Task prompt:
Copy each line that contains the word "关于巴斯夫".

>> START Input data

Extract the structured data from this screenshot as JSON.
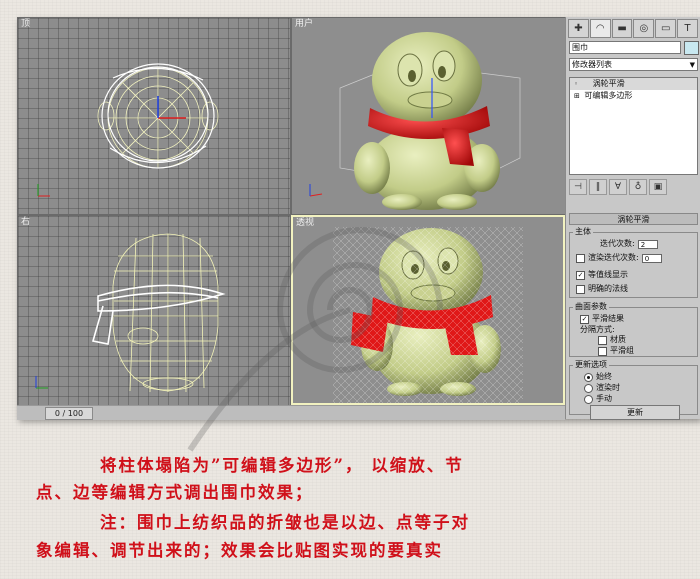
{
  "viewports": {
    "top": {
      "label": "顶"
    },
    "user": {
      "label": "用户"
    },
    "right": {
      "label": "右"
    },
    "perspective": {
      "label": "透视"
    }
  },
  "timeline": {
    "slider_text": "0 / 100"
  },
  "panel": {
    "tabs": [
      "✚",
      "◠",
      "▬",
      "◎",
      "▭",
      "T"
    ],
    "object_name": "围巾",
    "modifier_list": "修改器列表",
    "stack": [
      "涡轮平滑",
      "可编辑多边形"
    ],
    "turbosmooth": {
      "title": "涡轮平滑",
      "main_group": "主体",
      "iterations_label": "迭代次数:",
      "iterations_value": "2",
      "render_iters_label": "渲染迭代次数:",
      "render_iters_value": "0",
      "isoline_label": "等值线显示",
      "explicit_normals_label": "明确的法线",
      "surface_group": "曲面参数",
      "smooth_result_label": "平滑结果",
      "separate_label": "分隔方式:",
      "material_label": "材质",
      "smoothing_group_label": "平滑组",
      "update_group": "更新选项",
      "always_label": "始终",
      "when_rendering_label": "渲染时",
      "manually_label": "手动",
      "update_button": "更新"
    }
  },
  "caption": {
    "line1": "将柱体塌陷为”可编辑多边形”， 以缩放、节",
    "line2": "点、边等编辑方式调出围巾效果；",
    "line3": "注：围巾上纺织品的折皱也是以边、点等子对",
    "line4": "象编辑、调节出来的；效果会比贴图实现的要真实"
  },
  "colors": {
    "caption_red": "#d0101a",
    "penguin_body": "#c6cf8e",
    "scarf_red": "#e01818",
    "wireframe": "#f3f3b8"
  }
}
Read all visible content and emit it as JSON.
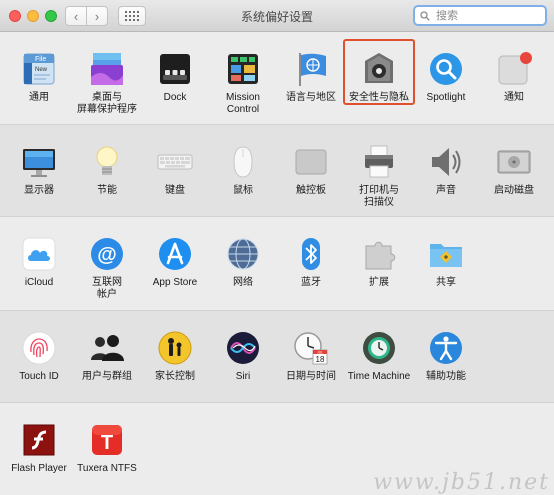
{
  "window": {
    "title": "系统偏好设置"
  },
  "search": {
    "placeholder": "搜索"
  },
  "sections": [
    [
      {
        "label": "通用",
        "icon": "general-icon"
      },
      {
        "label": "桌面与\n屏幕保护程序",
        "icon": "desktop-screensaver-icon"
      },
      {
        "label": "Dock",
        "icon": "dock-icon"
      },
      {
        "label": "Mission\nControl",
        "icon": "mission-control-icon"
      },
      {
        "label": "语言与地区",
        "icon": "language-region-icon"
      },
      {
        "label": "安全性与隐私",
        "icon": "security-privacy-icon"
      },
      {
        "label": "Spotlight",
        "icon": "spotlight-icon"
      },
      {
        "label": "通知",
        "icon": "notifications-icon"
      }
    ],
    [
      {
        "label": "显示器",
        "icon": "displays-icon"
      },
      {
        "label": "节能",
        "icon": "energy-saver-icon"
      },
      {
        "label": "键盘",
        "icon": "keyboard-icon"
      },
      {
        "label": "鼠标",
        "icon": "mouse-icon"
      },
      {
        "label": "触控板",
        "icon": "trackpad-icon"
      },
      {
        "label": "打印机与\n扫描仪",
        "icon": "printers-scanners-icon"
      },
      {
        "label": "声音",
        "icon": "sound-icon"
      },
      {
        "label": "启动磁盘",
        "icon": "startup-disk-icon"
      }
    ],
    [
      {
        "label": "iCloud",
        "icon": "icloud-icon"
      },
      {
        "label": "互联网\n帐户",
        "icon": "internet-accounts-icon"
      },
      {
        "label": "App Store",
        "icon": "app-store-icon"
      },
      {
        "label": "网络",
        "icon": "network-icon"
      },
      {
        "label": "蓝牙",
        "icon": "bluetooth-icon"
      },
      {
        "label": "扩展",
        "icon": "extensions-icon"
      },
      {
        "label": "共享",
        "icon": "sharing-icon"
      }
    ],
    [
      {
        "label": "Touch ID",
        "icon": "touch-id-icon"
      },
      {
        "label": "用户与群组",
        "icon": "users-groups-icon"
      },
      {
        "label": "家长控制",
        "icon": "parental-controls-icon"
      },
      {
        "label": "Siri",
        "icon": "siri-icon"
      },
      {
        "label": "日期与时间",
        "icon": "date-time-icon"
      },
      {
        "label": "Time Machine",
        "icon": "time-machine-icon"
      },
      {
        "label": "辅助功能",
        "icon": "accessibility-icon"
      }
    ],
    [
      {
        "label": "Flash Player",
        "icon": "flash-player-icon"
      },
      {
        "label": "Tuxera NTFS",
        "icon": "tuxera-ntfs-icon"
      }
    ]
  ],
  "icons": {
    "general": {
      "text": "File\nNew"
    },
    "date": {
      "month": "JUL",
      "day": "18"
    },
    "tuxera": {
      "letter": "T"
    }
  },
  "colors": {
    "highlight": "#e0502a",
    "search_border": "#7fb0e8"
  },
  "watermark": "www.jb51.net"
}
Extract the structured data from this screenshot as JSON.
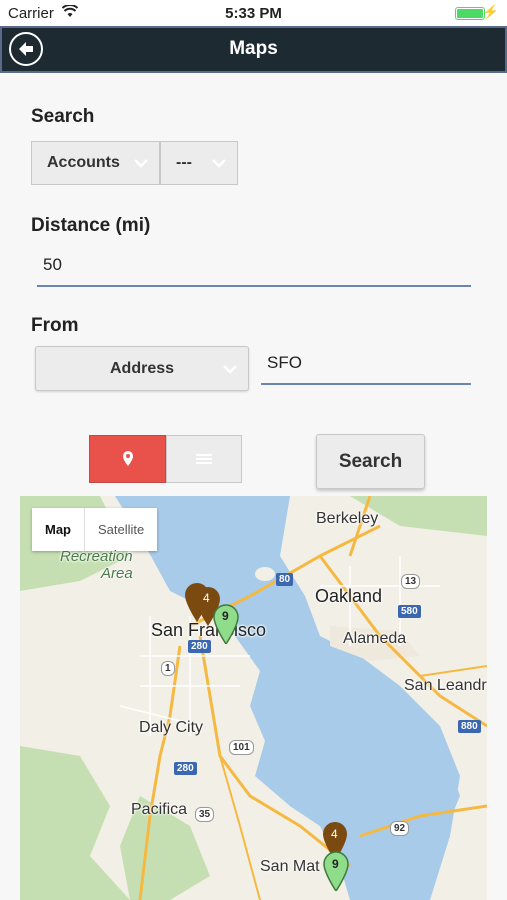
{
  "status_bar": {
    "carrier": "Carrier",
    "time": "5:33 PM"
  },
  "header": {
    "title": "Maps"
  },
  "search": {
    "label": "Search",
    "type_select": "Accounts",
    "filter_select": "---"
  },
  "distance": {
    "label": "Distance (mi)",
    "value": "50"
  },
  "from": {
    "label": "From",
    "mode_select": "Address",
    "value": "SFO"
  },
  "actions": {
    "search_label": "Search"
  },
  "map": {
    "type_map": "Map",
    "type_satellite": "Satellite",
    "places": {
      "berkeley": "Berkeley",
      "oakland": "Oakland",
      "san_francisco": "San Francisco",
      "alameda": "Alameda",
      "san_leandro": "San Leandr",
      "daly_city": "Daly City",
      "pacifica": "Pacifica",
      "san_mateo": "San Mat",
      "recreation": "Recreation",
      "area": "Area"
    },
    "shields": {
      "i80": "80",
      "r13": "13",
      "i580": "580",
      "r1": "1",
      "i280": "280",
      "r101": "101",
      "i280b": "280",
      "i880": "880",
      "r35": "35",
      "r92": "92"
    },
    "markers": {
      "sf_cluster_brown": "4",
      "sf_cluster_green": "9",
      "sm_cluster_brown": "4",
      "sm_cluster_green": "9"
    }
  },
  "colors": {
    "accent": "#e9524b",
    "nav": "#1e2a32",
    "marker_brown": "#7a4a10",
    "marker_green": "#8fdc8a"
  }
}
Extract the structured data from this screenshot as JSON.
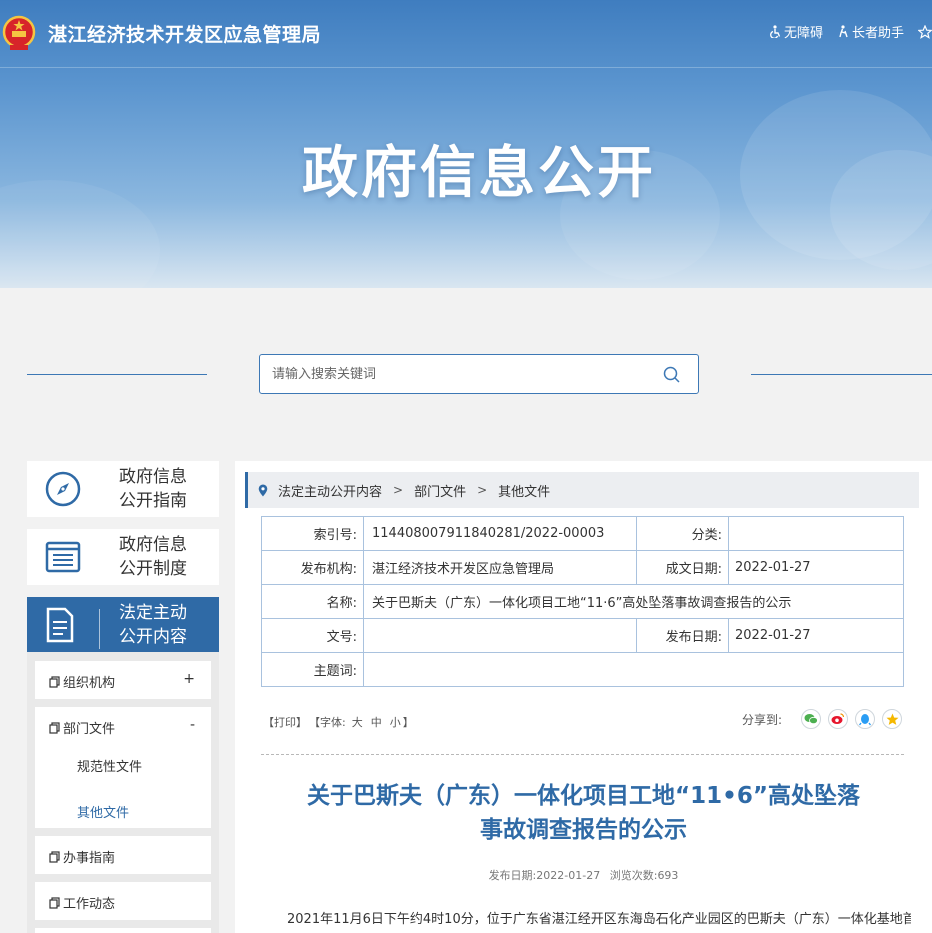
{
  "header": {
    "site_title": "湛江经济技术开发区应急管理局",
    "accessibility_label": "无障碍",
    "elderly_label": "长者助手",
    "banner_title": "政府信息公开"
  },
  "search": {
    "placeholder": "请输入搜索关键词"
  },
  "sidebar": {
    "cards": [
      {
        "line1": "政府信息",
        "line2": "公开指南"
      },
      {
        "line1": "政府信息",
        "line2": "公开制度"
      },
      {
        "line1": "法定主动",
        "line2": "公开内容"
      }
    ],
    "items": [
      {
        "label": "组织机构",
        "sign": "+"
      },
      {
        "label": "部门文件",
        "sign": "-",
        "children": [
          "规范性文件",
          "其他文件"
        ]
      },
      {
        "label": "办事指南"
      },
      {
        "label": "工作动态"
      }
    ]
  },
  "breadcrumb": [
    "法定主动公开内容",
    "部门文件",
    "其他文件"
  ],
  "meta": {
    "index_label": "索引号:",
    "index_value": "114408007911840281/2022-00003",
    "category_label": "分类:",
    "category_value": "",
    "publisher_label": "发布机构:",
    "publisher_value": "湛江经济技术开发区应急管理局",
    "created_label": "成文日期:",
    "created_value": "2022-01-27",
    "name_label": "名称:",
    "name_value": "关于巴斯夫（广东）一体化项目工地“11·6”高处坠落事故调查报告的公示",
    "docno_label": "文号:",
    "docno_value": "",
    "pubdate_label": "发布日期:",
    "pubdate_value": "2022-01-27",
    "keyword_label": "主题词:",
    "keyword_value": ""
  },
  "tools": {
    "print": "【打印】",
    "font_prefix": "【字体:",
    "font_large": "大",
    "font_medium": "中",
    "font_small": "小",
    "font_suffix": "】",
    "share_label": "分享到:"
  },
  "article": {
    "title_line1": "关于巴斯夫（广东）一体化项目工地“11•6”高处坠落",
    "title_line2": "事故调查报告的公示",
    "date_label": "发布日期:",
    "date_value": "2022-01-27",
    "views_label": "浏览次数:",
    "views_value": "693",
    "body_start": "2021年11月6日下午约4时10分，位于广东省湛江经开区东海岛石化产业园区的巴斯夫（广东）一体化基地首"
  },
  "colors": {
    "primary": "#2f6aa6",
    "banner": "#4a88c7",
    "border": "#a9c2de"
  }
}
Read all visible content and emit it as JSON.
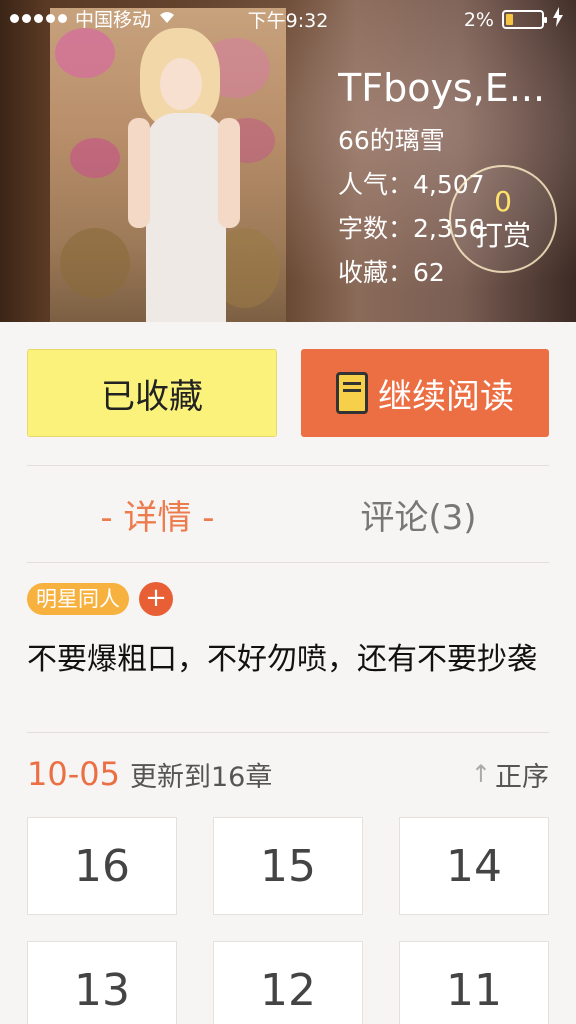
{
  "status_bar": {
    "carrier": "中国移动",
    "time": "下午9:32",
    "battery": "2%",
    "battery_level": 0.2
  },
  "book": {
    "title": "TFboys,E...",
    "author": "66的璃雪",
    "popularity_label": "人气：",
    "popularity": "4,507",
    "words_label": "字数：",
    "words": "2,356",
    "favorites_label": "收藏：",
    "favorites": "62"
  },
  "tip": {
    "count": "0",
    "label": "打赏"
  },
  "actions": {
    "favorite_label": "已收藏",
    "read_label": "继续阅读"
  },
  "tabs": [
    {
      "label": "- 详情 -"
    },
    {
      "label": "评论(3)"
    }
  ],
  "tags": [
    "明星同人"
  ],
  "tag_add": "+",
  "description": "不要爆粗口，不好勿喷，还有不要抄袭",
  "update": {
    "date": "10-05",
    "text": "更新到16章",
    "sort_label": "正序"
  },
  "chapters": [
    "16",
    "15",
    "14",
    "13",
    "12",
    "11"
  ],
  "colors": {
    "accent": "#ec6f43",
    "favorite": "#fbf27c",
    "tag": "#f7b13e"
  }
}
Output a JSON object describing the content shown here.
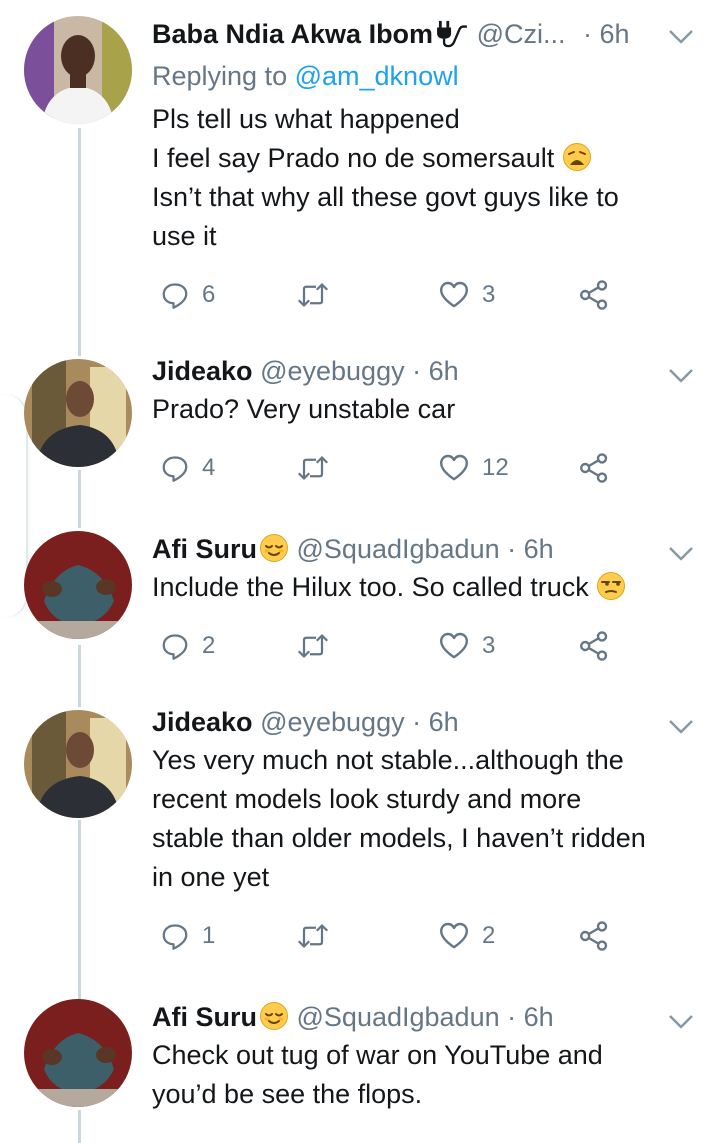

>> END Input data

Answer to the task:
    "name_value": "关于巴斯夫（广东）一体化项目工地“11·6”高处坠落事故调查报告的公示",
    "title_line1": "关于巴斯夫（广东）一体化项目工地“11•6”高处坠落",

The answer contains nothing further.